__Provided data__.
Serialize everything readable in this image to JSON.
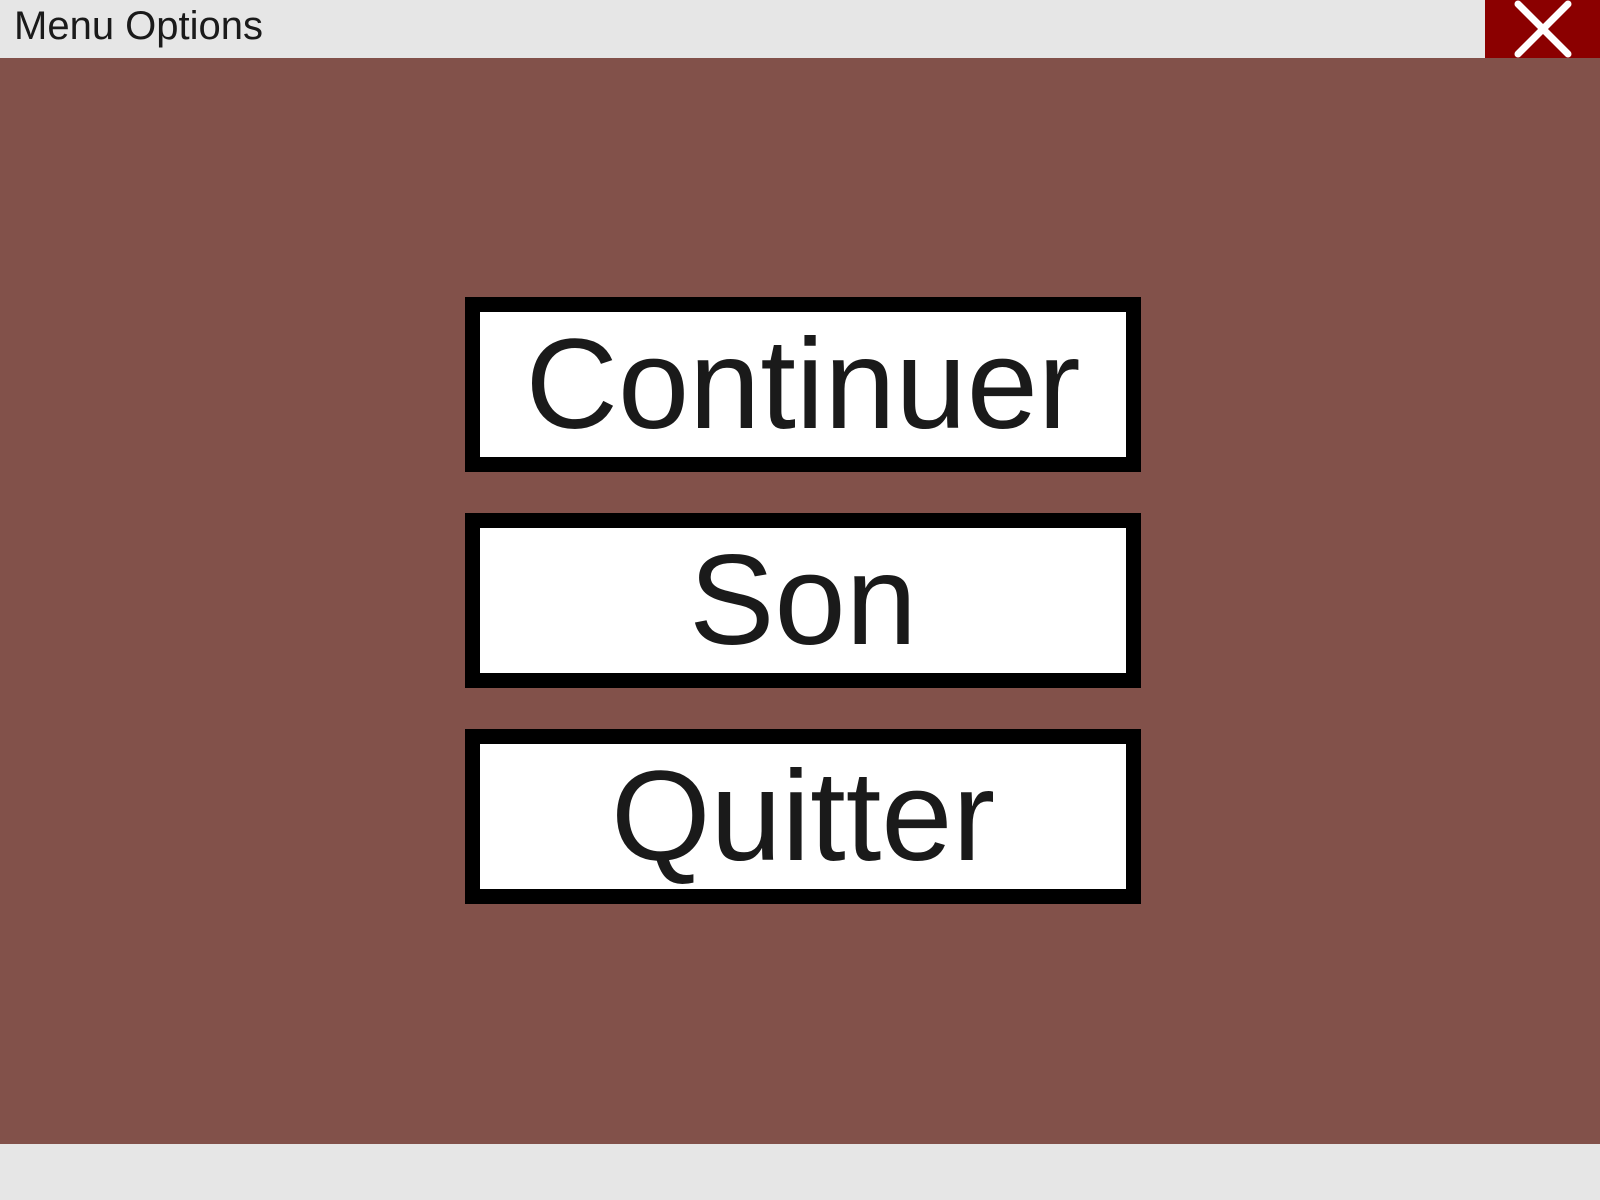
{
  "window": {
    "title": "Menu Options",
    "close_icon": "close-x-icon"
  },
  "menu": {
    "buttons": [
      {
        "label": "Continuer"
      },
      {
        "label": "Son"
      },
      {
        "label": "Quitter"
      }
    ]
  },
  "colors": {
    "title_bar": "#e6e6e6",
    "close_button": "#8b0000",
    "background": "#82514a",
    "button_fill": "#ffffff",
    "button_border": "#000000",
    "text": "#1a1a1a"
  }
}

__Given task__. Repeat the material above word for word and skip every image in it.

__Task response__.
Serialize everything readable in this image to JSON.
{
  "window": {
    "title": "Menu Options",
    "close_icon": "close-x-icon"
  },
  "menu": {
    "buttons": [
      {
        "label": "Continuer"
      },
      {
        "label": "Son"
      },
      {
        "label": "Quitter"
      }
    ]
  },
  "colors": {
    "title_bar": "#e6e6e6",
    "close_button": "#8b0000",
    "background": "#82514a",
    "button_fill": "#ffffff",
    "button_border": "#000000",
    "text": "#1a1a1a"
  }
}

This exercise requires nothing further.